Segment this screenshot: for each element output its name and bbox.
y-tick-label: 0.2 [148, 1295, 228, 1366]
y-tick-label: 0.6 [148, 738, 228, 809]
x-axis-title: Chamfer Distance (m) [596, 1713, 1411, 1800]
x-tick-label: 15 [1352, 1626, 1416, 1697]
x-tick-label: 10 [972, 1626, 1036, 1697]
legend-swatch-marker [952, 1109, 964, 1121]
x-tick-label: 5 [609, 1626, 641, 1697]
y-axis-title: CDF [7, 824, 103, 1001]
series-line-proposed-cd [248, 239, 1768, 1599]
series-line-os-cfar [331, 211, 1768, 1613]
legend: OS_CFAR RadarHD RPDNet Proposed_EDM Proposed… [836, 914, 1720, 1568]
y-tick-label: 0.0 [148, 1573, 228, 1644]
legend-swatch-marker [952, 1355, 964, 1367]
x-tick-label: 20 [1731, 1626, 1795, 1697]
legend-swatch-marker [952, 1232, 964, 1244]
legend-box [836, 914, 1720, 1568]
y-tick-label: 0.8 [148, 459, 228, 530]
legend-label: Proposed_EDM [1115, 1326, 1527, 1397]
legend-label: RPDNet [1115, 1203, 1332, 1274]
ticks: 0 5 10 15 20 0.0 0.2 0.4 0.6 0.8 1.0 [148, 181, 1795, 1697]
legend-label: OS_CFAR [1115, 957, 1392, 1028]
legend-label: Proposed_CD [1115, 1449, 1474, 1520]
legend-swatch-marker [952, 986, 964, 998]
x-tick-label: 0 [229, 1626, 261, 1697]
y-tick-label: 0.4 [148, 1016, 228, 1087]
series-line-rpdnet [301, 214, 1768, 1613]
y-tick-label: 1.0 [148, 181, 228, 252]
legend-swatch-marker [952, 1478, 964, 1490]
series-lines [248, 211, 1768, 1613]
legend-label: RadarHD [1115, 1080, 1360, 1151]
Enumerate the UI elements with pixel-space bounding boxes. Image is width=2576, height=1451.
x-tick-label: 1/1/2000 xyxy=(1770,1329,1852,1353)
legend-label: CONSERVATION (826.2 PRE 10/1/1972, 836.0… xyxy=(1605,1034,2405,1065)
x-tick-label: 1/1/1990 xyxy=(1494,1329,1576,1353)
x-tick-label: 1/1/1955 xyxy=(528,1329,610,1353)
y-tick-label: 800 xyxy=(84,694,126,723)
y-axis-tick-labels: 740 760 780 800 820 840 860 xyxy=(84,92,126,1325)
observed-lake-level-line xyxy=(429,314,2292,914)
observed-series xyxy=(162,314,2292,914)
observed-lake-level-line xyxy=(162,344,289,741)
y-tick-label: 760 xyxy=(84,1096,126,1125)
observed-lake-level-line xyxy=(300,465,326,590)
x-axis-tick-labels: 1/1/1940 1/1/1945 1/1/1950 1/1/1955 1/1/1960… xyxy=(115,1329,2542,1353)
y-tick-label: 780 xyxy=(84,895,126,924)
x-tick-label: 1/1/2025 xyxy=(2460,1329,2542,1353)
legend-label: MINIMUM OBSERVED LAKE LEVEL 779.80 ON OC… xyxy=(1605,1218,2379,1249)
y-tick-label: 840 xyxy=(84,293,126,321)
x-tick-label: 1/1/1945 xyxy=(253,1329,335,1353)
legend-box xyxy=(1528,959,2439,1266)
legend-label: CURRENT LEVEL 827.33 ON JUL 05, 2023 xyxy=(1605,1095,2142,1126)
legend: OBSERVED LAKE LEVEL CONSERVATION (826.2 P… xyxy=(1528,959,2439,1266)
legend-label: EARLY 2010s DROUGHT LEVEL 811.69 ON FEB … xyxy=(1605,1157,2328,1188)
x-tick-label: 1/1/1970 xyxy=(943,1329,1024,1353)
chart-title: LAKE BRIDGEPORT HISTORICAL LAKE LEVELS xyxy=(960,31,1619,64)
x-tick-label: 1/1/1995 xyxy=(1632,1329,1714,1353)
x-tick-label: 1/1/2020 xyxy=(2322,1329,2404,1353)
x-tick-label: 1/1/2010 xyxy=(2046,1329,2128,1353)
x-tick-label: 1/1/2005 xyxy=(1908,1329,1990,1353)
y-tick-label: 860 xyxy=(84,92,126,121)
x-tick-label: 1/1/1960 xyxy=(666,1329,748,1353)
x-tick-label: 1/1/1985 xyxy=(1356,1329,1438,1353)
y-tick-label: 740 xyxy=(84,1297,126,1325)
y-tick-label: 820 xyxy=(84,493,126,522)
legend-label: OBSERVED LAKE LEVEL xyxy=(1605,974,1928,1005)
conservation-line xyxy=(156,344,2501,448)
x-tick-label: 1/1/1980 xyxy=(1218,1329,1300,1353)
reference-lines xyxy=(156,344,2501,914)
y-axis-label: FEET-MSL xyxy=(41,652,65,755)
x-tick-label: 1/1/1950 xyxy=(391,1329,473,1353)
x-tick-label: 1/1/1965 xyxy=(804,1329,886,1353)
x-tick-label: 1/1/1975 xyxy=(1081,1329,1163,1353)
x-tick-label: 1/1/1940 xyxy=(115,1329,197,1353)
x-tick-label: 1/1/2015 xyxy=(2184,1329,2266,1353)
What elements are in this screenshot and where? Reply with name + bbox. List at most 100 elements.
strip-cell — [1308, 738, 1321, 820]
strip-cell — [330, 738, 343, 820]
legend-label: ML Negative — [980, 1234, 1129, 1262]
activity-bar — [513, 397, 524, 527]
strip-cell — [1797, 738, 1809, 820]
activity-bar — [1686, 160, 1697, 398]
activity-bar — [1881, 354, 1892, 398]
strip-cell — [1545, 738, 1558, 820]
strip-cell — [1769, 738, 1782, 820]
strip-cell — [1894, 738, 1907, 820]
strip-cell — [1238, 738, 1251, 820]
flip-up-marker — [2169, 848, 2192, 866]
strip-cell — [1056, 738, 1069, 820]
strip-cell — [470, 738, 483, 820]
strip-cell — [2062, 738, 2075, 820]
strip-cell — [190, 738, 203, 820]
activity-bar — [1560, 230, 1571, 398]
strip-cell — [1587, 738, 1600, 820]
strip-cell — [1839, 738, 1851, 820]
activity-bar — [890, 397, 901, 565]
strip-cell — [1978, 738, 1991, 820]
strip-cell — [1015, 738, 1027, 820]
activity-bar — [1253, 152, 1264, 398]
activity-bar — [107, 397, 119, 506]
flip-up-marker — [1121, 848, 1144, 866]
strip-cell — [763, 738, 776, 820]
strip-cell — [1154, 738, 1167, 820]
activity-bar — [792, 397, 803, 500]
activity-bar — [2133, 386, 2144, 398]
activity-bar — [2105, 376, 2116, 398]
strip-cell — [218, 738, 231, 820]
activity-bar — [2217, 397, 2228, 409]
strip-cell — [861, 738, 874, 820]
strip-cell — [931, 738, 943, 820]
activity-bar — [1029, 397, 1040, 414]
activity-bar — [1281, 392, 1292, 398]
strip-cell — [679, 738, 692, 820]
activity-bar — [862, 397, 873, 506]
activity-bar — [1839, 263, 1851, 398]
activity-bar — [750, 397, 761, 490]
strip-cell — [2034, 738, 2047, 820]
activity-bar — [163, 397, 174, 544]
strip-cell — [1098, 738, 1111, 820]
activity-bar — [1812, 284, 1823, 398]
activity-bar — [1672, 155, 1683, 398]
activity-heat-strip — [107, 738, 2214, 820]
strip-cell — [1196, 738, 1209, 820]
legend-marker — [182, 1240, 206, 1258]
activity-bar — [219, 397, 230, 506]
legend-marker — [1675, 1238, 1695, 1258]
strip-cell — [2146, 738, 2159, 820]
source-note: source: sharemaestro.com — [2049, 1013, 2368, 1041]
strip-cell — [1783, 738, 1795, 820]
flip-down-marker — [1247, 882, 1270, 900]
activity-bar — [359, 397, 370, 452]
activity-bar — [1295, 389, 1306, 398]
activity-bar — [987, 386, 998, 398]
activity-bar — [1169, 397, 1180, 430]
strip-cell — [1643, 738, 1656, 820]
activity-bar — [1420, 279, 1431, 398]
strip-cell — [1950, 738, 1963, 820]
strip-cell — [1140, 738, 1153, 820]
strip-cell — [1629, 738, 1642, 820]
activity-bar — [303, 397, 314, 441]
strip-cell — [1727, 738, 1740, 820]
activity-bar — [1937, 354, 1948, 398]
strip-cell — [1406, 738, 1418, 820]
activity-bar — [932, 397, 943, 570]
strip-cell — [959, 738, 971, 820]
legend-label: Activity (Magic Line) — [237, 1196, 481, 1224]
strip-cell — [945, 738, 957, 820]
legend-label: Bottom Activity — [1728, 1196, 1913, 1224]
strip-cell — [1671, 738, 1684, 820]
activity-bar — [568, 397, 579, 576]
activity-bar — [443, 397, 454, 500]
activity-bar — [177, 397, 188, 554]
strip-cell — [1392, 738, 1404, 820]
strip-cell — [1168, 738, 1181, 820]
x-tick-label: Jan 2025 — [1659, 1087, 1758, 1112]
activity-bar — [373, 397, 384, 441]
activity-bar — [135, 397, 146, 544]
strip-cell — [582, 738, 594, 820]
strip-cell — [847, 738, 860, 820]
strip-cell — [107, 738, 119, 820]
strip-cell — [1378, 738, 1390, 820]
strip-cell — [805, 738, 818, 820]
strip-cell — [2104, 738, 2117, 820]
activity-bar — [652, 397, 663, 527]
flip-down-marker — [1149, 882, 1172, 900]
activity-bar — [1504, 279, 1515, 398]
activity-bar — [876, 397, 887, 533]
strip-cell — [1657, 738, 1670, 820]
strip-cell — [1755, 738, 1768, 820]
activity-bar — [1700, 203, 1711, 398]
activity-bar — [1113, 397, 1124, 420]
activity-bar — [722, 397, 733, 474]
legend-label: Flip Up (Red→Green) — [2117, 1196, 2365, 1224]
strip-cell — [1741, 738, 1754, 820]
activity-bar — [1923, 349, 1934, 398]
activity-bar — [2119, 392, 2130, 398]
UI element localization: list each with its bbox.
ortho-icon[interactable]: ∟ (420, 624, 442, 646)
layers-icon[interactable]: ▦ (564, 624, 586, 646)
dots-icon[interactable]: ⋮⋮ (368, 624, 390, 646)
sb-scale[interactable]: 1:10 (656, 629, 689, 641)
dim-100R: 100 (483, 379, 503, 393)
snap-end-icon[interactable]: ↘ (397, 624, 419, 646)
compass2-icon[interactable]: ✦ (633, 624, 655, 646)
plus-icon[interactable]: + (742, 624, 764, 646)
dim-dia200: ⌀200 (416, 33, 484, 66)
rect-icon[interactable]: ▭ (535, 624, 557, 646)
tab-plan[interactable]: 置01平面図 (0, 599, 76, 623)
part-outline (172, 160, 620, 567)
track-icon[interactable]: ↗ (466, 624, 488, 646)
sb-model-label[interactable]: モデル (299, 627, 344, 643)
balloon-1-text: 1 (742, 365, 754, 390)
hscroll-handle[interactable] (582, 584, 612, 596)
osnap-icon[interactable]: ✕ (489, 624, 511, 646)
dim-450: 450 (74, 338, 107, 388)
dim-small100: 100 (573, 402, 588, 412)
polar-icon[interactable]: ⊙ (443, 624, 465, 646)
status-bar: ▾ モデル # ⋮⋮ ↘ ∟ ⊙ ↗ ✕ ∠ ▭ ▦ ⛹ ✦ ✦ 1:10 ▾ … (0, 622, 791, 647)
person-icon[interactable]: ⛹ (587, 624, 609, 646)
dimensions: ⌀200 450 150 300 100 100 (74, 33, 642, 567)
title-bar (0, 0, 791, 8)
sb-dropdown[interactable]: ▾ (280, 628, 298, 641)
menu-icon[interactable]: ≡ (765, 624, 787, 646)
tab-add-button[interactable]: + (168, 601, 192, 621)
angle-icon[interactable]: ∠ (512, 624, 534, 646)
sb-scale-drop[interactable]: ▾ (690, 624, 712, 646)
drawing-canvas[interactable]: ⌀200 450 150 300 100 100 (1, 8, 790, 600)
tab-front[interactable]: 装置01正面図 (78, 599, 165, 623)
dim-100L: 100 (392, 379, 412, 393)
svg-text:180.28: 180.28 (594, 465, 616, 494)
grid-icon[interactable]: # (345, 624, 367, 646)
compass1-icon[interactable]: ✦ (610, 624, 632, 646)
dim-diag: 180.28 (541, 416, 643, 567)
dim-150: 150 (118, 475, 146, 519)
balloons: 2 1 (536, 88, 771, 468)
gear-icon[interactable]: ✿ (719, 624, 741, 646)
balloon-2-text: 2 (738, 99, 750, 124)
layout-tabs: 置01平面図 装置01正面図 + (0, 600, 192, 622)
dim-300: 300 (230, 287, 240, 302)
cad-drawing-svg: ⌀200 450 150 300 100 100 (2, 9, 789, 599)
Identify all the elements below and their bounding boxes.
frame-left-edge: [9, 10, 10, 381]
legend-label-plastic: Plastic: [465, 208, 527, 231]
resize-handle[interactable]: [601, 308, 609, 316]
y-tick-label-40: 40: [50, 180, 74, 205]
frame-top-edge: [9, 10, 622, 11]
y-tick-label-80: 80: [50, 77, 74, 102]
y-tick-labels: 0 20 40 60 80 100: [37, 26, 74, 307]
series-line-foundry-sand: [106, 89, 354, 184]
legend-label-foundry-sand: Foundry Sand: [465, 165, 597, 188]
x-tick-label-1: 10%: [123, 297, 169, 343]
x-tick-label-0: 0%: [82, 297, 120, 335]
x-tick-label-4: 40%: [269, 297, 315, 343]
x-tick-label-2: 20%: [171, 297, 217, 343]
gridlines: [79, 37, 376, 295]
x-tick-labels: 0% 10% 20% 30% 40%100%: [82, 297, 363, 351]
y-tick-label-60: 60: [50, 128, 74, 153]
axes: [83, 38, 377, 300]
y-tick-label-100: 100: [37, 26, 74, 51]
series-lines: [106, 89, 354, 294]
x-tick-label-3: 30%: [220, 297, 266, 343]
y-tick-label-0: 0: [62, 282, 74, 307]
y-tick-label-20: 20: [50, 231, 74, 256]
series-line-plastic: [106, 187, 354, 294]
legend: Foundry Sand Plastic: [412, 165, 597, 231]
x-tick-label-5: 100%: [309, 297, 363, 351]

——

> **What you should do**
Return everything from the beginning of the material down to the line containing "series-line-os-cfar [331, 211, 1768, 1613]", copying each line verbatim.

> **Full answer**
Segment this screenshot: for each element output its name and bbox.
y-tick-label: 0.2 [148, 1295, 228, 1366]
y-tick-label: 0.6 [148, 738, 228, 809]
x-axis-title: Chamfer Distance (m) [596, 1713, 1411, 1800]
x-tick-label: 15 [1352, 1626, 1416, 1697]
x-tick-label: 10 [972, 1626, 1036, 1697]
legend-swatch-marker [952, 1109, 964, 1121]
x-tick-label: 5 [609, 1626, 641, 1697]
y-axis-title: CDF [7, 824, 103, 1001]
series-line-proposed-cd [248, 239, 1768, 1599]
series-line-os-cfar [331, 211, 1768, 1613]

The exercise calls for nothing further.